Task.
Omit all images. Write out the rest of the material exactly.

━━ Excerpted records ━━

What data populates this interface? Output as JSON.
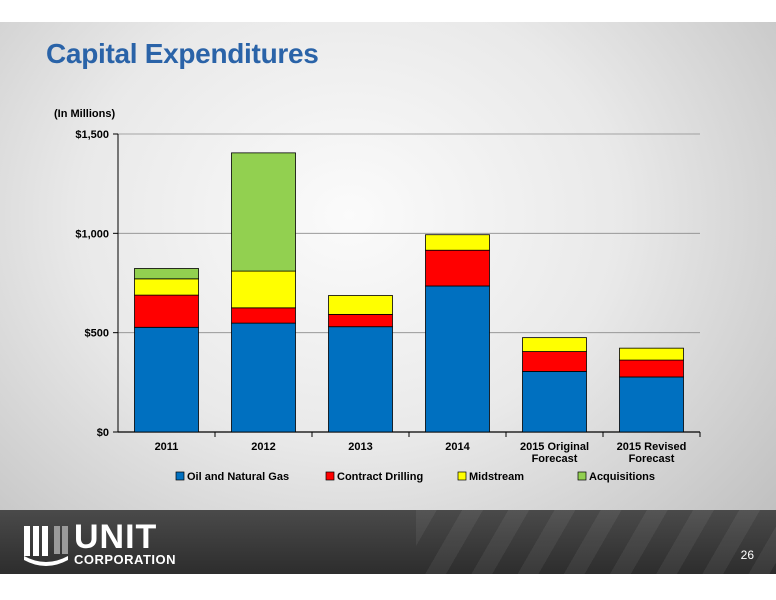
{
  "slide": {
    "title": "Capital Expenditures",
    "units_label": "(In Millions)",
    "page_number": "26",
    "logo": {
      "word": "UNIT",
      "sub": "CORPORATION"
    }
  },
  "chart_data": {
    "type": "bar",
    "stacked": true,
    "categories": [
      [
        "2011"
      ],
      [
        "2012"
      ],
      [
        "2013"
      ],
      [
        "2014"
      ],
      [
        "2015 Original",
        "Forecast"
      ],
      [
        "2015 Revised",
        "Forecast"
      ]
    ],
    "series": [
      {
        "name": "Oil and Natural Gas",
        "color": "#0070c0",
        "values": [
          527,
          548,
          530,
          735,
          305,
          277
        ]
      },
      {
        "name": "Contract Drilling",
        "color": "#ff0000",
        "values": [
          162,
          77,
          62,
          180,
          100,
          85
        ]
      },
      {
        "name": "Midstream",
        "color": "#ffff00",
        "values": [
          82,
          185,
          95,
          78,
          70,
          60
        ]
      },
      {
        "name": "Acquisitions",
        "color": "#92d050",
        "values": [
          52,
          595,
          0,
          0,
          0,
          0
        ]
      }
    ],
    "y_ticks": [
      "$0",
      "$500",
      "$1,000",
      "$1,500"
    ],
    "y_tick_values": [
      0,
      500,
      1000,
      1500
    ],
    "ylim": [
      0,
      1500
    ],
    "grid": true,
    "legend_position": "bottom"
  }
}
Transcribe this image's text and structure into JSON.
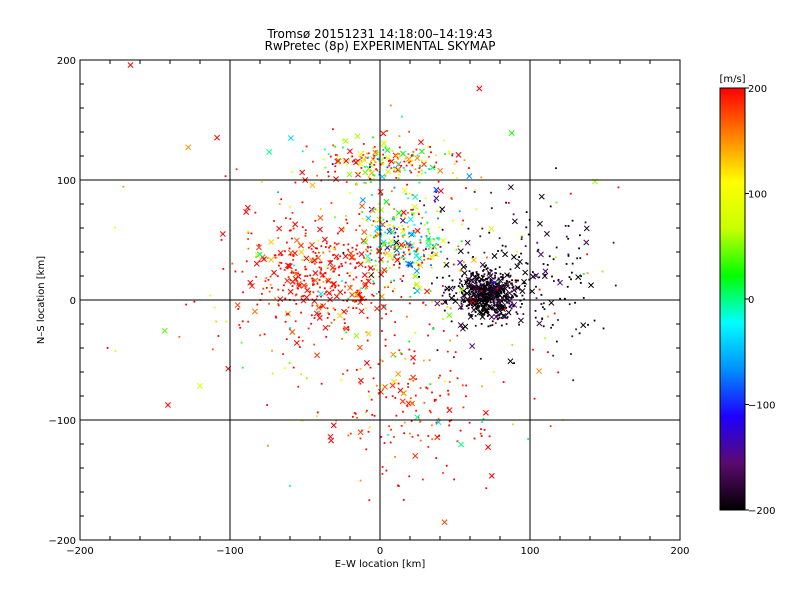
{
  "title": "Tromsø 20151231 14:18:00–14:19:43",
  "subtitle": "RwPretec (8p) EXPERIMENTAL SKYMAP",
  "chart_data": {
    "type": "scatter",
    "title": "Tromsø 20151231 14:18:00–14:19:43",
    "subtitle": "RwPretec (8p) EXPERIMENTAL SKYMAP",
    "xlabel": "E–W location [km]",
    "ylabel": "N–S location [km]",
    "xlim": [
      -200,
      200
    ],
    "ylim": [
      -200,
      200
    ],
    "xticks": [
      -200,
      -100,
      0,
      100,
      200
    ],
    "yticks": [
      -200,
      -100,
      0,
      100,
      200
    ],
    "xtick_labels": [
      "−200",
      "−100",
      "0",
      "100",
      "200"
    ],
    "ytick_labels": [
      "−200",
      "−100",
      "0",
      "100",
      "200"
    ],
    "grid": true,
    "markers": [
      "dot",
      "x"
    ],
    "color_by": "velocity",
    "colorbar": {
      "label": "[m/s]",
      "min": -200,
      "max": 200,
      "ticks": [
        200,
        100,
        0,
        -100,
        -200
      ],
      "tick_labels": [
        "200",
        "100",
        "0",
        "−100",
        "−200"
      ],
      "colormap": [
        "#000000",
        "#5a0a6e",
        "#1e00ff",
        "#0090ff",
        "#00ffff",
        "#00ff00",
        "#c8ff00",
        "#ffff00",
        "#ff8000",
        "#ff0000"
      ]
    },
    "clusters": [
      {
        "region": "east-center",
        "x": 72,
        "y": 5,
        "spread_x": 18,
        "spread_y": 18,
        "velocity": -200,
        "approx_points": 550
      },
      {
        "region": "east-spread",
        "x": 95,
        "y": 20,
        "spread_x": 45,
        "spread_y": 55,
        "velocity": -190,
        "approx_points": 180
      },
      {
        "region": "west-center",
        "x": -40,
        "y": 20,
        "spread_x": 45,
        "spread_y": 40,
        "velocity": 200,
        "approx_points": 380
      },
      {
        "region": "central",
        "x": 15,
        "y": 50,
        "spread_x": 25,
        "spread_y": 35,
        "velocity": 40,
        "approx_points": 280
      },
      {
        "region": "north-arc",
        "x": 0,
        "y": 115,
        "spread_x": 40,
        "spread_y": 15,
        "velocity": 120,
        "approx_points": 220
      },
      {
        "region": "south",
        "x": 20,
        "y": -90,
        "spread_x": 40,
        "spread_y": 50,
        "velocity": 190,
        "approx_points": 140
      },
      {
        "region": "background",
        "x": 0,
        "y": 0,
        "spread_x": 120,
        "spread_y": 120,
        "velocity": 150,
        "approx_points": 260
      }
    ]
  }
}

━━━

Written reply.
What data populates this interface? Output as JSON.
{
  "slide": {
    "title": "Capital Expenditures",
    "units_label": "(In Millions)",
    "page_number": "26",
    "logo": {
      "word": "UNIT",
      "sub": "CORPORATION"
    }
  },
  "chart_data": {
    "type": "bar",
    "stacked": true,
    "categories": [
      [
        "2011"
      ],
      [
        "2012"
      ],
      [
        "2013"
      ],
      [
        "2014"
      ],
      [
        "2015 Original",
        "Forecast"
      ],
      [
        "2015 Revised",
        "Forecast"
      ]
    ],
    "series": [
      {
        "name": "Oil and Natural Gas",
        "color": "#0070c0",
        "values": [
          527,
          548,
          530,
          735,
          305,
          277
        ]
      },
      {
        "name": "Contract Drilling",
        "color": "#ff0000",
        "values": [
          162,
          77,
          62,
          180,
          100,
          85
        ]
      },
      {
        "name": "Midstream",
        "color": "#ffff00",
        "values": [
          82,
          185,
          95,
          78,
          70,
          60
        ]
      },
      {
        "name": "Acquisitions",
        "color": "#92d050",
        "values": [
          52,
          595,
          0,
          0,
          0,
          0
        ]
      }
    ],
    "y_ticks": [
      "$0",
      "$500",
      "$1,000",
      "$1,500"
    ],
    "y_tick_values": [
      0,
      500,
      1000,
      1500
    ],
    "ylim": [
      0,
      1500
    ],
    "grid": true,
    "legend_position": "bottom"
  }
}
Transcribe this image's text and structure into JSON.
{
  "title": "Tromsø 20151231 14:18:00–14:19:43",
  "subtitle": "RwPretec (8p) EXPERIMENTAL SKYMAP",
  "chart_data": {
    "type": "scatter",
    "title": "Tromsø 20151231 14:18:00–14:19:43",
    "subtitle": "RwPretec (8p) EXPERIMENTAL SKYMAP",
    "xlabel": "E–W location [km]",
    "ylabel": "N–S location [km]",
    "xlim": [
      -200,
      200
    ],
    "ylim": [
      -200,
      200
    ],
    "xticks": [
      -200,
      -100,
      0,
      100,
      200
    ],
    "yticks": [
      -200,
      -100,
      0,
      100,
      200
    ],
    "xtick_labels": [
      "−200",
      "−100",
      "0",
      "100",
      "200"
    ],
    "ytick_labels": [
      "−200",
      "−100",
      "0",
      "100",
      "200"
    ],
    "grid": true,
    "markers": [
      "dot",
      "x"
    ],
    "color_by": "velocity",
    "colorbar": {
      "label": "[m/s]",
      "min": -200,
      "max": 200,
      "ticks": [
        200,
        100,
        0,
        -100,
        -200
      ],
      "tick_labels": [
        "200",
        "100",
        "0",
        "−100",
        "−200"
      ],
      "colormap": [
        "#000000",
        "#5a0a6e",
        "#1e00ff",
        "#0090ff",
        "#00ffff",
        "#00ff00",
        "#c8ff00",
        "#ffff00",
        "#ff8000",
        "#ff0000"
      ]
    },
    "clusters": [
      {
        "region": "east-center",
        "x": 72,
        "y": 5,
        "spread_x": 18,
        "spread_y": 18,
        "velocity": -200,
        "approx_points": 550
      },
      {
        "region": "east-spread",
        "x": 95,
        "y": 20,
        "spread_x": 45,
        "spread_y": 55,
        "velocity": -190,
        "approx_points": 180
      },
      {
        "region": "west-center",
        "x": -40,
        "y": 20,
        "spread_x": 45,
        "spread_y": 40,
        "velocity": 200,
        "approx_points": 380
      },
      {
        "region": "central",
        "x": 15,
        "y": 50,
        "spread_x": 25,
        "spread_y": 35,
        "velocity": 40,
        "approx_points": 280
      },
      {
        "region": "north-arc",
        "x": 0,
        "y": 115,
        "spread_x": 40,
        "spread_y": 15,
        "velocity": 120,
        "approx_points": 220
      },
      {
        "region": "south",
        "x": 20,
        "y": -90,
        "spread_x": 40,
        "spread_y": 50,
        "velocity": 190,
        "approx_points": 140
      },
      {
        "region": "background",
        "x": 0,
        "y": 0,
        "spread_x": 120,
        "spread_y": 120,
        "velocity": 150,
        "approx_points": 260
      }
    ]
  }
}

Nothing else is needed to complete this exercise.